* begin *

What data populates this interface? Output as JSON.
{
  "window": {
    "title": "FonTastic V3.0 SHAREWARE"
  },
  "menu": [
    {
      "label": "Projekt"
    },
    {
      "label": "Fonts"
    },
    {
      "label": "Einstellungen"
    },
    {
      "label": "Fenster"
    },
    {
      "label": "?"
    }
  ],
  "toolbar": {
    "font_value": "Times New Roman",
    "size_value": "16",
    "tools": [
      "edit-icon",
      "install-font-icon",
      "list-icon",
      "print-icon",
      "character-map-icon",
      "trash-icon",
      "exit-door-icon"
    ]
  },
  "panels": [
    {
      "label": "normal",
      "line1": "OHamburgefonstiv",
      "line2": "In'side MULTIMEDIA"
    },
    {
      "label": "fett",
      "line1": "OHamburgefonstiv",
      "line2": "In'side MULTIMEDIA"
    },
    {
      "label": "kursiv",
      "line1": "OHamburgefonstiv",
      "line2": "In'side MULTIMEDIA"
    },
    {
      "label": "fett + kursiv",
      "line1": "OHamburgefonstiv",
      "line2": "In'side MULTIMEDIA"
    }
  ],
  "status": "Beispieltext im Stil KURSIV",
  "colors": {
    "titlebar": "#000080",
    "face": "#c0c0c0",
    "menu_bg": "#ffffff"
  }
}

* end *

SET EXERCISE
Count the lines above that contain the word "icon". Give only the number.

SOLUTION TO THIS TASK
7